══ Records supplied
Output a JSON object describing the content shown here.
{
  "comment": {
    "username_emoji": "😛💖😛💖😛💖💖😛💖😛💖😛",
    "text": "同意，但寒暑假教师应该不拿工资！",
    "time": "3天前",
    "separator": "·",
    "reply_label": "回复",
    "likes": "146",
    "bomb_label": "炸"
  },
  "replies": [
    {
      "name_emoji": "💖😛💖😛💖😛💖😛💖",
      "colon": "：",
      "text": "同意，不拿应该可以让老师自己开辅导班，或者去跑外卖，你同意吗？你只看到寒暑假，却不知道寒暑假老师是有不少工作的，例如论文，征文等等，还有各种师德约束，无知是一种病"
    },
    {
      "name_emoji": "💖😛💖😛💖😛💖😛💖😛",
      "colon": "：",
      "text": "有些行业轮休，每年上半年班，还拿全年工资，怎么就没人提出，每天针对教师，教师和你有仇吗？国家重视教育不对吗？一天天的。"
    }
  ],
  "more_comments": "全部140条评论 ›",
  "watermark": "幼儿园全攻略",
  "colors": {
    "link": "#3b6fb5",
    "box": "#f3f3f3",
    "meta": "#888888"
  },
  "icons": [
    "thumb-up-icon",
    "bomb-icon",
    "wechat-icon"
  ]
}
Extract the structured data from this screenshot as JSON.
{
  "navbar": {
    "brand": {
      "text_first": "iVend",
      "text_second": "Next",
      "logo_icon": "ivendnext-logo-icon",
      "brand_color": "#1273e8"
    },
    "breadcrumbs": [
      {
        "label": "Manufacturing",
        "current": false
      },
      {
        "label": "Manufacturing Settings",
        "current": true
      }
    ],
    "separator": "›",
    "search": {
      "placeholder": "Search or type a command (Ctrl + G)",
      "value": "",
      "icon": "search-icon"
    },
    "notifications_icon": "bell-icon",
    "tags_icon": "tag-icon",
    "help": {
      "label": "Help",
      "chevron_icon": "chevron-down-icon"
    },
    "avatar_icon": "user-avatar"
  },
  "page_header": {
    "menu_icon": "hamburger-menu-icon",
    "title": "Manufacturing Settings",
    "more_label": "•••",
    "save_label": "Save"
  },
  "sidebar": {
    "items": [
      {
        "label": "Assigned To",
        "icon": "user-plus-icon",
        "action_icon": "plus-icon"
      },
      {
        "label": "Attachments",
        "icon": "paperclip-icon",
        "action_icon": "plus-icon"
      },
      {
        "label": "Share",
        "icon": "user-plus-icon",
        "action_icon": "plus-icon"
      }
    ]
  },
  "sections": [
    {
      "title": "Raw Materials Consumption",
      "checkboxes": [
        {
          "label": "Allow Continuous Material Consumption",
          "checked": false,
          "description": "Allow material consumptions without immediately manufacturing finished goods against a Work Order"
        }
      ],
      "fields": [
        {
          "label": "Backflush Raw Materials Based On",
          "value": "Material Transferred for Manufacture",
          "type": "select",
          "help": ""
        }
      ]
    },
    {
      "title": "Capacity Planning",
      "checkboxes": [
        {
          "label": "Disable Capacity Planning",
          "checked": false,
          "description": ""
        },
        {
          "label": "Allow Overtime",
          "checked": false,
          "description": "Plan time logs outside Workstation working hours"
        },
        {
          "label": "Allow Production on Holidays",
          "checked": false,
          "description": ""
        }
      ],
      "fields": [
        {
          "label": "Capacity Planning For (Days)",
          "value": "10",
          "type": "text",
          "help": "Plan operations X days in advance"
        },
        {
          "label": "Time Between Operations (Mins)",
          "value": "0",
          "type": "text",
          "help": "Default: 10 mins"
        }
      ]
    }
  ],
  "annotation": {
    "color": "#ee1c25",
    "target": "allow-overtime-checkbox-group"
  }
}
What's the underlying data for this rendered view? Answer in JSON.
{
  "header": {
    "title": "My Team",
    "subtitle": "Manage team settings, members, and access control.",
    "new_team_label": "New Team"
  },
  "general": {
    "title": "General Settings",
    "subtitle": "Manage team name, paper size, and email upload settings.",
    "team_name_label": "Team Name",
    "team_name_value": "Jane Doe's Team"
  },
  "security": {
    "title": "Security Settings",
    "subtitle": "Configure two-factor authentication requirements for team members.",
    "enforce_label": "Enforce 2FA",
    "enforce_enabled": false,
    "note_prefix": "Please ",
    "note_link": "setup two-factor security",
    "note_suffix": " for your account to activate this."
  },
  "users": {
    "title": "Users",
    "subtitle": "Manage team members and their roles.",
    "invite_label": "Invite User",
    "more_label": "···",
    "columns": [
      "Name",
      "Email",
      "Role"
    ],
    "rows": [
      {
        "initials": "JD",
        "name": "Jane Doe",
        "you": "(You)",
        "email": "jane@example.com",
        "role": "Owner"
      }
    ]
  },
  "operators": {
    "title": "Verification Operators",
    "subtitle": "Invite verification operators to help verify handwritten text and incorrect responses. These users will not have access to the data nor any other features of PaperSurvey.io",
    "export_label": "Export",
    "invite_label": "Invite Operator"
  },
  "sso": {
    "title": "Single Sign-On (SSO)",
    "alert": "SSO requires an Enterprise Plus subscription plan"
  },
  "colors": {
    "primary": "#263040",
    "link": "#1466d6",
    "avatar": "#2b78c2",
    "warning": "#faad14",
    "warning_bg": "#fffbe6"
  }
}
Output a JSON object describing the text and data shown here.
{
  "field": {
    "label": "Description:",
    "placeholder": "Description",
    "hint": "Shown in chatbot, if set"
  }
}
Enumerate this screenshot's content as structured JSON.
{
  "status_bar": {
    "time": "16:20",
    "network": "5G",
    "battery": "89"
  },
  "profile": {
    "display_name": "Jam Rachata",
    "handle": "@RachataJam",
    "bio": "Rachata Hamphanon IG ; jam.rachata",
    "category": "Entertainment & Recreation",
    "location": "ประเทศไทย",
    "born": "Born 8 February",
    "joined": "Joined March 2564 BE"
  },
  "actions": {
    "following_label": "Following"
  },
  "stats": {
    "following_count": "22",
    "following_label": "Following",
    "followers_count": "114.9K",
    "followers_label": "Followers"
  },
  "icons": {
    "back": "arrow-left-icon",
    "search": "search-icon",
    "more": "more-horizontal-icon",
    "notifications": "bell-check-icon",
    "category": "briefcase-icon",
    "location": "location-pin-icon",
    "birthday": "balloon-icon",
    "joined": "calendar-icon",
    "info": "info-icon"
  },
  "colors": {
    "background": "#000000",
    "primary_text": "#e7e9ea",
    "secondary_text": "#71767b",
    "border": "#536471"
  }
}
════
### Job:
Could you transcribe the records in full, exactly?

### Exercise answer:
Output a JSON object describing the content shown here.
{
  "comment": {
    "username_emoji": "😛💖😛💖😛💖💖😛💖😛💖😛",
    "text": "同意，但寒暑假教师应该不拿工资！",
    "time": "3天前",
    "separator": "·",
    "reply_label": "回复",
    "likes": "146",
    "bomb_label": "炸"
  },
  "replies": [
    {
      "name_emoji": "💖😛💖😛💖😛💖😛💖",
      "colon": "：",
      "text": "同意，不拿应该可以让老师自己开辅导班，或者去跑外卖，你同意吗？你只看到寒暑假，却不知道寒暑假老师是有不少工作的，例如论文，征文等等，还有各种师德约束，无知是一种病"
    },
    {
      "name_emoji": "💖😛💖😛💖😛💖😛💖😛",
      "colon": "：",
      "text": "有些行业轮休，每年上半年班，还拿全年工资，怎么就没人提出，每天针对教师，教师和你有仇吗？国家重视教育不对吗？一天天的。"
    }
  ],
  "more_comments": "全部140条评论 ›",
  "watermark": "幼儿园全攻略",
  "colors": {
    "link": "#3b6fb5",
    "box": "#f3f3f3",
    "meta": "#888888"
  },
  "icons": [
    "thumb-up-icon",
    "bomb-icon",
    "wechat-icon"
  ]
}
Extract the structured data from this screenshot as JSON.
{
  "navbar": {
    "brand": {
      "text_first": "iVend",
      "text_second": "Next",
      "logo_icon": "ivendnext-logo-icon",
      "brand_color": "#1273e8"
    },
    "breadcrumbs": [
      {
        "label": "Manufacturing",
        "current": false
      },
      {
        "label": "Manufacturing Settings",
        "current": true
      }
    ],
    "separator": "›",
    "search": {
      "placeholder": "Search or type a command (Ctrl + G)",
      "value": "",
      "icon": "search-icon"
    },
    "notifications_icon": "bell-icon",
    "tags_icon": "tag-icon",
    "help": {
      "label": "Help",
      "chevron_icon": "chevron-down-icon"
    },
    "avatar_icon": "user-avatar"
  },
  "page_header": {
    "menu_icon": "hamburger-menu-icon",
    "title": "Manufacturing Settings",
    "more_label": "•••",
    "save_label": "Save"
  },
  "sidebar": {
    "items": [
      {
        "label": "Assigned To",
        "icon": "user-plus-icon",
        "action_icon": "plus-icon"
      },
      {
        "label": "Attachments",
        "icon": "paperclip-icon",
        "action_icon": "plus-icon"
      },
      {
        "label": "Share",
        "icon": "user-plus-icon",
        "action_icon": "plus-icon"
      }
    ]
  },
  "sections": [
    {
      "title": "Raw Materials Consumption",
      "checkboxes": [
        {
          "label": "Allow Continuous Material Consumption",
          "checked": false,
          "description": "Allow material consumptions without immediately manufacturing finished goods against a Work Order"
        }
      ],
      "fields": [
        {
          "label": "Backflush Raw Materials Based On",
          "value": "Material Transferred for Manufacture",
          "type": "select",
          "help": ""
        }
      ]
    },
    {
      "title": "Capacity Planning",
      "checkboxes": [
        {
          "label": "Disable Capacity Planning",
          "checked": false,
          "description": ""
        },
        {
          "label": "Allow Overtime",
          "checked": false,
          "description": "Plan time logs outside Workstation working hours"
        },
        {
          "label": "Allow Production on Holidays",
          "checked": false,
          "description": ""
        }
      ],
      "fields": [
        {
          "label": "Capacity Planning For (Days)",
          "value": "10",
          "type": "text",
          "help": "Plan operations X days in advance"
        },
        {
          "label": "Time Between Operations (Mins)",
          "value": "0",
          "type": "text",
          "help": "Default: 10 mins"
        }
      ]
    }
  ],
  "annotation": {
    "color": "#ee1c25",
    "target": "allow-overtime-checkbox-group"
  }
}
What's the underlying data for this rendered view? Answer in JSON.
{
  "header": {
    "title": "My Team",
    "subtitle": "Manage team settings, members, and access control.",
    "new_team_label": "New Team"
  },
  "general": {
    "title": "General Settings",
    "subtitle": "Manage team name, paper size, and email upload settings.",
    "team_name_label": "Team Name",
    "team_name_value": "Jane Doe's Team"
  },
  "security": {
    "title": "Security Settings",
    "subtitle": "Configure two-factor authentication requirements for team members.",
    "enforce_label": "Enforce 2FA",
    "enforce_enabled": false,
    "note_prefix": "Please ",
    "note_link": "setup two-factor security",
    "note_suffix": " for your account to activate this."
  },
  "users": {
    "title": "Users",
    "subtitle": "Manage team members and their roles.",
    "invite_label": "Invite User",
    "more_label": "···",
    "columns": [
      "Name",
      "Email",
      "Role"
    ],
    "rows": [
      {
        "initials": "JD",
        "name": "Jane Doe",
        "you": "(You)",
        "email": "jane@example.com",
        "role": "Owner"
      }
    ]
  },
  "operators": {
    "title": "Verification Operators",
    "subtitle": "Invite verification operators to help verify handwritten text and incorrect responses. These users will not have access to the data nor any other features of PaperSurvey.io",
    "export_label": "Export",
    "invite_label": "Invite Operator"
  },
  "sso": {
    "title": "Single Sign-On (SSO)",
    "alert": "SSO requires an Enterprise Plus subscription plan"
  },
  "colors": {
    "primary": "#263040",
    "link": "#1466d6",
    "avatar": "#2b78c2",
    "warning": "#faad14",
    "warning_bg": "#fffbe6"
  }
}
Output a JSON object describing the text and data shown here.
{
  "field": {
    "label": "Description:",
    "placeholder": "Description",
    "hint": "Shown in chatbot, if set"
  }
}
Enumerate this screenshot's content as structured JSON.
{
  "status_bar": {
    "time": "16:20",
    "network": "5G",
    "battery": "89"
  },
  "profile": {
    "display_name": "Jam Rachata",
    "handle": "@RachataJam",
    "bio": "Rachata Hamphanon IG ; jam.rachata",
    "category": "Entertainment & Recreation",
    "location": "ประเทศไทย",
    "born": "Born 8 February",
    "joined": "Joined March 2564 BE"
  },
  "actions": {
    "following_label": "Following"
  },
  "stats": {
    "following_count": "22",
    "following_label": "Following",
    "followers_count": "114.9K",
    "followers_label": "Followers"
  },
  "icons": {
    "back": "arrow-left-icon",
    "search": "search-icon",
    "more": "more-horizontal-icon",
    "notifications": "bell-check-icon",
    "category": "briefcase-icon",
    "location": "location-pin-icon",
    "birthday": "balloon-icon",
    "joined": "calendar-icon",
    "info": "info-icon"
  },
  "colors": {
    "background": "#000000",
    "primary_text": "#e7e9ea",
    "secondary_text": "#71767b",
    "border": "#536471"
  }
}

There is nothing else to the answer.